*Work instructions*:
In the listing below, change each "edit-icon" to "pencil-icon" and reproduce the whole listing with everything else unchanged.

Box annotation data
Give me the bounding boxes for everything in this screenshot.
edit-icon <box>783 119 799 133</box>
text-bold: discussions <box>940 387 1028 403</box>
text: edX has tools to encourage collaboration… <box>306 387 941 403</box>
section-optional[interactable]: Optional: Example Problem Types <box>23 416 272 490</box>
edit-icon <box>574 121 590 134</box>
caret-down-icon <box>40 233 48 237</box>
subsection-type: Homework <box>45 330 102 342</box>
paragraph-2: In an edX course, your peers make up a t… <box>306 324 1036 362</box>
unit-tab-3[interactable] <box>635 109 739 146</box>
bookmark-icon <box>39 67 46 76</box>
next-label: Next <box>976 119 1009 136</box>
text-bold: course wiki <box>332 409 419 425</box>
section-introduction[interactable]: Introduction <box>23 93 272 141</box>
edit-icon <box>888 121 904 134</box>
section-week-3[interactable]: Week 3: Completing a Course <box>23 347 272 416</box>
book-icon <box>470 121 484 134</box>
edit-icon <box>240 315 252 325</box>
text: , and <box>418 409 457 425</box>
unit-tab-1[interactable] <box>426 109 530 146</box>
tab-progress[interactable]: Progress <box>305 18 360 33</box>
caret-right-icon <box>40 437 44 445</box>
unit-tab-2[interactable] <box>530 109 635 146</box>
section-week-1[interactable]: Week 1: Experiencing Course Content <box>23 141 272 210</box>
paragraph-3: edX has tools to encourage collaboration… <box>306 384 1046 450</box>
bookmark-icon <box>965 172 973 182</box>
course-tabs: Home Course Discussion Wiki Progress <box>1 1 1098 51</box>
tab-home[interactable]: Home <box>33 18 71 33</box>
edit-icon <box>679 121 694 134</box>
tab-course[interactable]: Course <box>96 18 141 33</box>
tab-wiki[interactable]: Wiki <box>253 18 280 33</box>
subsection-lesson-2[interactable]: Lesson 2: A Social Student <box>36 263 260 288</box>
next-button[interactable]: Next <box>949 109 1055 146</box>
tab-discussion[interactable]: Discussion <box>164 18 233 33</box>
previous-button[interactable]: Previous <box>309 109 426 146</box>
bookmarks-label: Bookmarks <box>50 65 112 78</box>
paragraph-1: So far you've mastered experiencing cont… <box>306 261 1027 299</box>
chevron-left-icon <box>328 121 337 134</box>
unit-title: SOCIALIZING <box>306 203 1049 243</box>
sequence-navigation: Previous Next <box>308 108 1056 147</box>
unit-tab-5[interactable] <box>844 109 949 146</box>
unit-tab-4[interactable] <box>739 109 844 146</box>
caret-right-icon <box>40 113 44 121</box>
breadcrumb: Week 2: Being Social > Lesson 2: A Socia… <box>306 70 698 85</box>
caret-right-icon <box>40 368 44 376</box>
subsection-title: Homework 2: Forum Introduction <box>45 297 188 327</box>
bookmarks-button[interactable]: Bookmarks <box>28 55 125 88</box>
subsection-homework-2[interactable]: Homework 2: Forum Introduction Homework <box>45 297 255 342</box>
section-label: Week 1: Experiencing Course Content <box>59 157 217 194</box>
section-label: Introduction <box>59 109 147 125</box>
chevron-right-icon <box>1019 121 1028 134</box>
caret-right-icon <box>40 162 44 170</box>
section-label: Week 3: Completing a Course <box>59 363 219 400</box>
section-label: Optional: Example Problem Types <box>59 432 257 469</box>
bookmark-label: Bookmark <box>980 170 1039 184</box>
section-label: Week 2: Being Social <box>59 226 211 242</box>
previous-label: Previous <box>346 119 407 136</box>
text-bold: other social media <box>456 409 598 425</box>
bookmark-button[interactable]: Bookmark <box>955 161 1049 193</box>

*Reply to the exercise*:
Give me the bounding boxes for everything in this screenshot.
pencil-icon <box>783 119 799 133</box>
text-bold: discussions <box>940 387 1028 403</box>
text: edX has tools to encourage collaboration… <box>306 387 941 403</box>
section-optional[interactable]: Optional: Example Problem Types <box>23 416 272 490</box>
pencil-icon <box>574 121 590 134</box>
caret-down-icon <box>40 233 48 237</box>
subsection-type: Homework <box>45 330 102 342</box>
paragraph-2: In an edX course, your peers make up a t… <box>306 324 1036 362</box>
unit-tab-3[interactable] <box>635 109 739 146</box>
bookmark-icon <box>39 67 46 76</box>
next-label: Next <box>976 119 1009 136</box>
text-bold: course wiki <box>332 409 419 425</box>
section-introduction[interactable]: Introduction <box>23 93 272 141</box>
pencil-icon <box>888 121 904 134</box>
section-week-3[interactable]: Week 3: Completing a Course <box>23 347 272 416</box>
book-icon <box>470 121 484 134</box>
pencil-icon <box>240 315 252 325</box>
text: , and <box>418 409 457 425</box>
unit-tab-1[interactable] <box>426 109 530 146</box>
tab-progress[interactable]: Progress <box>305 18 360 33</box>
caret-right-icon <box>40 437 44 445</box>
unit-tab-2[interactable] <box>530 109 635 146</box>
section-week-1[interactable]: Week 1: Experiencing Course Content <box>23 141 272 210</box>
paragraph-3: edX has tools to encourage collaboration… <box>306 384 1046 450</box>
bookmark-icon <box>965 172 973 182</box>
course-tabs: Home Course Discussion Wiki Progress <box>1 1 1098 51</box>
tab-home[interactable]: Home <box>33 18 71 33</box>
pencil-icon <box>679 121 694 134</box>
tab-course[interactable]: Course <box>96 18 141 33</box>
tab-wiki[interactable]: Wiki <box>253 18 280 33</box>
subsection-lesson-2[interactable]: Lesson 2: A Social Student <box>36 263 260 288</box>
next-button[interactable]: Next <box>949 109 1055 146</box>
tab-discussion[interactable]: Discussion <box>164 18 233 33</box>
previous-button[interactable]: Previous <box>309 109 426 146</box>
bookmarks-label: Bookmarks <box>50 65 112 78</box>
paragraph-1: So far you've mastered experiencing cont… <box>306 261 1027 299</box>
chevron-left-icon <box>328 121 337 134</box>
unit-title: SOCIALIZING <box>306 203 1049 243</box>
sequence-navigation: Previous Next <box>308 108 1056 147</box>
unit-tab-5[interactable] <box>844 109 949 146</box>
unit-tab-4[interactable] <box>739 109 844 146</box>
caret-right-icon <box>40 113 44 121</box>
breadcrumb: Week 2: Being Social > Lesson 2: A Socia… <box>306 70 698 85</box>
caret-right-icon <box>40 368 44 376</box>
subsection-title: Homework 2: Forum Introduction <box>45 297 188 327</box>
bookmarks-button[interactable]: Bookmarks <box>28 55 125 88</box>
subsection-homework-2[interactable]: Homework 2: Forum Introduction Homework <box>45 297 255 342</box>
section-label: Week 1: Experiencing Course Content <box>59 157 217 194</box>
section-label: Introduction <box>59 109 147 125</box>
chevron-right-icon <box>1019 121 1028 134</box>
caret-right-icon <box>40 162 44 170</box>
section-label: Week 3: Completing a Course <box>59 363 219 400</box>
section-label: Optional: Example Problem Types <box>59 432 257 469</box>
bookmark-label: Bookmark <box>980 170 1039 184</box>
section-label: Week 2: Being Social <box>59 226 211 242</box>
previous-label: Previous <box>346 119 407 136</box>
text-bold: other social media <box>456 409 598 425</box>
bookmark-button[interactable]: Bookmark <box>955 161 1049 193</box>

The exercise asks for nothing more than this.